[Task input start]
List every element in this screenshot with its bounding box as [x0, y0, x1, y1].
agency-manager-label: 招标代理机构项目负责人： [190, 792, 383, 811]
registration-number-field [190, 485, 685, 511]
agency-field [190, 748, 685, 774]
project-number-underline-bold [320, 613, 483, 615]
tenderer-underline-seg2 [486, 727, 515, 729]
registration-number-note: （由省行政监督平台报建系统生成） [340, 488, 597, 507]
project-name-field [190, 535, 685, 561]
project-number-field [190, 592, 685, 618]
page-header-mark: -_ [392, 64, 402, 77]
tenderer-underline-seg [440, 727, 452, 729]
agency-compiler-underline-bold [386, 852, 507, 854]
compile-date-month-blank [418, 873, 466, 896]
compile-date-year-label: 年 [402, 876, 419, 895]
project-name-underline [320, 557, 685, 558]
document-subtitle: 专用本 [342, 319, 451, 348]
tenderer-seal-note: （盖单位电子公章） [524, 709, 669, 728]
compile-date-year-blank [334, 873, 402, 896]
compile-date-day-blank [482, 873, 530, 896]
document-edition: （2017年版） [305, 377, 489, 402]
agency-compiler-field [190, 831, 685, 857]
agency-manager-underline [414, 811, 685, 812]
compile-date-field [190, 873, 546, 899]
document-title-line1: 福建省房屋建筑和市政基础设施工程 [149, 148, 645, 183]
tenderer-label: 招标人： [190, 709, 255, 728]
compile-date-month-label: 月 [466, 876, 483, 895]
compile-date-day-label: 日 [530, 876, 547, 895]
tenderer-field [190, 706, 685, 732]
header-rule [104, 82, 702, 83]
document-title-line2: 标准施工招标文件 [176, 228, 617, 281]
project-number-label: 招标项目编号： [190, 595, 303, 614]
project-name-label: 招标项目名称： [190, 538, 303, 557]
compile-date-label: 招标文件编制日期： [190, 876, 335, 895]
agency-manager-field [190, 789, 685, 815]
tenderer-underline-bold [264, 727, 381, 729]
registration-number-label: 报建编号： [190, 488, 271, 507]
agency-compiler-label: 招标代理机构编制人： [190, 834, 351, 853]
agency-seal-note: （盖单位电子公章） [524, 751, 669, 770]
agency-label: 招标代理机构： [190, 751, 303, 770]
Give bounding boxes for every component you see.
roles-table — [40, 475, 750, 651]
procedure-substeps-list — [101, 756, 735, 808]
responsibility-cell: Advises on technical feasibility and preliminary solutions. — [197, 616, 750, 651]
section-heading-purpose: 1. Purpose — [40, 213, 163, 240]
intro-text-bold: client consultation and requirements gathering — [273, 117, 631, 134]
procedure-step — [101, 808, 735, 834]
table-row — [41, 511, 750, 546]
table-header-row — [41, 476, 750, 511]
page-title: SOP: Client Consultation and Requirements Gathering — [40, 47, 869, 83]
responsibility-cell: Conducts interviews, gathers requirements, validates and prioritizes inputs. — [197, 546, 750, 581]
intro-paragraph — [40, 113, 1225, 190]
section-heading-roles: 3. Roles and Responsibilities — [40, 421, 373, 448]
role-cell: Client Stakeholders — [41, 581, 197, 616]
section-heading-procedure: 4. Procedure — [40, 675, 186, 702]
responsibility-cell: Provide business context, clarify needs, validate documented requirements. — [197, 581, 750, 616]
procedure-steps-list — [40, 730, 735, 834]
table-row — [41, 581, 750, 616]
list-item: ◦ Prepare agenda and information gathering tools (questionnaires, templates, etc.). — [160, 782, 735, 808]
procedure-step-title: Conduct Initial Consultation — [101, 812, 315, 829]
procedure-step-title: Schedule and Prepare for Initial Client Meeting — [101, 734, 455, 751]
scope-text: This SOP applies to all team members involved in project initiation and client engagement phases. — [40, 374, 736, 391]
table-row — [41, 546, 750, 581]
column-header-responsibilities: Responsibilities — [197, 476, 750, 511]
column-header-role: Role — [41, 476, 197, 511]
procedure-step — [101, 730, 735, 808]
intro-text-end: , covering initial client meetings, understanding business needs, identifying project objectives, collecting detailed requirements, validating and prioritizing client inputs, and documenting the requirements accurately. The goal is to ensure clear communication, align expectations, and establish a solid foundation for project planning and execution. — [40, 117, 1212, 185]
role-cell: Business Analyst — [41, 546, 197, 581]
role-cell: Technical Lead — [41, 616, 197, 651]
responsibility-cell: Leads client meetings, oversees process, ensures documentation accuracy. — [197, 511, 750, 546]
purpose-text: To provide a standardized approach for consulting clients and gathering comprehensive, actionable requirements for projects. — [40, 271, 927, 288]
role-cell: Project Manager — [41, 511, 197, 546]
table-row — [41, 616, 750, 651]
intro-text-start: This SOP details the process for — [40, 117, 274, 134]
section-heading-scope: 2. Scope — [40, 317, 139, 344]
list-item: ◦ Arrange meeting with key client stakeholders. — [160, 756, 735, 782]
[Task input end]
● Requirements
Reproduce every line of the records above without any changes.

● Completed exercise
List every element in this screenshot with its bounding box as [x0, y0, x1, y1].
agency-manager-label: 招标代理机构项目负责人： [190, 792, 383, 811]
registration-number-field [190, 485, 685, 511]
agency-field [190, 748, 685, 774]
project-number-underline-bold [320, 613, 483, 615]
tenderer-underline-seg2 [486, 727, 515, 729]
registration-number-note: （由省行政监督平台报建系统生成） [340, 488, 597, 507]
project-name-field [190, 535, 685, 561]
project-number-field [190, 592, 685, 618]
page-header-mark: -_ [392, 64, 402, 77]
tenderer-underline-seg [440, 727, 452, 729]
agency-compiler-underline-bold [386, 852, 507, 854]
compile-date-month-blank [418, 873, 466, 896]
compile-date-year-label: 年 [402, 876, 419, 895]
project-name-underline [320, 557, 685, 558]
document-subtitle: 专用本 [342, 319, 451, 348]
tenderer-seal-note: （盖单位电子公章） [524, 709, 669, 728]
compile-date-year-blank [334, 873, 402, 896]
compile-date-day-blank [482, 873, 530, 896]
document-edition: （2017年版） [305, 377, 489, 402]
agency-compiler-field [190, 831, 685, 857]
agency-manager-underline [414, 811, 685, 812]
compile-date-field [190, 873, 546, 899]
document-title-line1: 福建省房屋建筑和市政基础设施工程 [149, 148, 645, 183]
tenderer-label: 招标人： [190, 709, 255, 728]
compile-date-month-label: 月 [466, 876, 483, 895]
compile-date-day-label: 日 [530, 876, 547, 895]
tenderer-field [190, 706, 685, 732]
header-rule [104, 82, 702, 83]
document-title-line2: 标准施工招标文件 [176, 228, 617, 281]
project-number-label: 招标项目编号： [190, 595, 303, 614]
project-name-label: 招标项目名称： [190, 538, 303, 557]
compile-date-label: 招标文件编制日期： [190, 876, 335, 895]
agency-manager-field [190, 789, 685, 815]
tenderer-underline-bold [264, 727, 381, 729]
registration-number-label: 报建编号： [190, 488, 271, 507]
agency-compiler-label: 招标代理机构编制人： [190, 834, 351, 853]
agency-seal-note: （盖单位电子公章） [524, 751, 669, 770]
agency-label: 招标代理机构： [190, 751, 303, 770]
Give bounding boxes for every component you see.
roles-table — [40, 475, 750, 651]
procedure-substeps-list — [101, 756, 735, 808]
responsibility-cell: Advises on technical feasibility and preliminary solutions. — [197, 616, 750, 651]
section-heading-purpose: 1. Purpose — [40, 213, 163, 240]
intro-text-bold: client consultation and requirements gathering — [273, 117, 631, 134]
procedure-step — [101, 808, 735, 834]
table-row — [41, 511, 750, 546]
table-header-row — [41, 476, 750, 511]
page-title: SOP: Client Consultation and Requirements Gathering — [40, 47, 869, 83]
responsibility-cell: Conducts interviews, gathers requirements, validates and prioritizes inputs. — [197, 546, 750, 581]
intro-paragraph — [40, 113, 1225, 190]
section-heading-roles: 3. Roles and Responsibilities — [40, 421, 373, 448]
role-cell: Client Stakeholders — [41, 581, 197, 616]
section-heading-procedure: 4. Procedure — [40, 675, 186, 702]
responsibility-cell: Provide business context, clarify needs, validate documented requirements. — [197, 581, 750, 616]
procedure-steps-list — [40, 730, 735, 834]
table-row — [41, 581, 750, 616]
list-item: ◦ Prepare agenda and information gathering tools (questionnaires, templates, etc.). — [160, 782, 735, 808]
procedure-step-title: Conduct Initial Consultation — [101, 812, 315, 829]
procedure-step-title: Schedule and Prepare for Initial Client Meeting — [101, 734, 455, 751]
scope-text: This SOP applies to all team members involved in project initiation and client engagement phases. — [40, 374, 736, 391]
table-row — [41, 546, 750, 581]
column-header-responsibilities: Responsibilities — [197, 476, 750, 511]
column-header-role: Role — [41, 476, 197, 511]
procedure-step — [101, 730, 735, 808]
intro-text-end: , covering initial client meetings, understanding business needs, identifying project objectives, collecting detailed requirements, validating and prioritizing client inputs, and documenting the requirements accurately. The goal is to ensure clear communication, align expectations, and establish a solid foundation for project planning and execution. — [40, 117, 1212, 185]
role-cell: Business Analyst — [41, 546, 197, 581]
role-cell: Technical Lead — [41, 616, 197, 651]
responsibility-cell: Leads client meetings, oversees process, ensures documentation accuracy. — [197, 511, 750, 546]
purpose-text: To provide a standardized approach for consulting clients and gathering comprehensive, actionable requirements for projects. — [40, 271, 927, 288]
role-cell: Project Manager — [41, 511, 197, 546]
table-row — [41, 616, 750, 651]
intro-text-start: This SOP details the process for — [40, 117, 274, 134]
section-heading-scope: 2. Scope — [40, 317, 139, 344]
list-item: ◦ Arrange meeting with key client stakeholders. — [160, 756, 735, 782]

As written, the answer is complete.